▸ Saved entries
==================================================
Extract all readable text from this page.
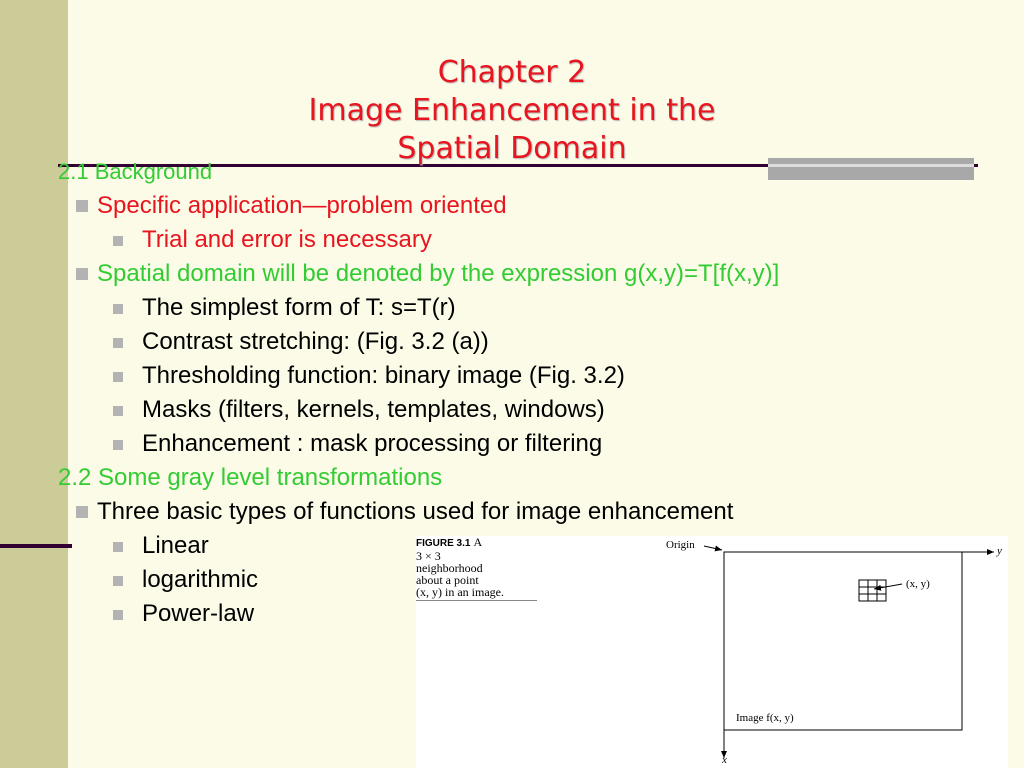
Chapter 2
Image Enhancement in the
Spatial Domain
2.1 Background
Specific application—problem oriented
Trial and error is necessary
Spatial domain will be denoted by the expression g(x,y)=T[f(x,y)]
The simplest form of T: s=T(r)
Contrast stretching: (Fig. 3.2 (a))
Thresholding function: binary image (Fig. 3.2)
Masks (filters, kernels, templates, windows)
Enhancement : mask processing or filtering
2.2 Some gray level transformations
Three basic types of functions used for image enhancement
Linear
logarithmic
Power-law
FIGURE 3.1 A
3 × 3
neighborhood
about a point
(x, y) in an image.
Origin	y
(x, y)
Image f(x, y)
x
==================================================
▸ PROBLEM DETAILS
Reproduce every entry exactly, but omit each picture.

▸ RESPONSE FOR THIS EXERCISE
Extract all readable text from this page.
Chapter 2
Image Enhancement in the
Spatial Domain
2.1 Background
Specific application—problem oriented
Trial and error is necessary
Spatial domain will be denoted by the expression g(x,y)=T[f(x,y)]
The simplest form of T: s=T(r)
Contrast stretching: (Fig. 3.2 (a))
Thresholding function: binary image (Fig. 3.2)
Masks (filters, kernels, templates, windows)
Enhancement : mask processing or filtering
2.2 Some gray level transformations
Three basic types of functions used for image enhancement
Linear
logarithmic
Power-law
FIGURE 3.1 A
3 × 3
neighborhood
about a point
(x, y) in an image.
Origin	y
(x, y)
Image f(x, y)
x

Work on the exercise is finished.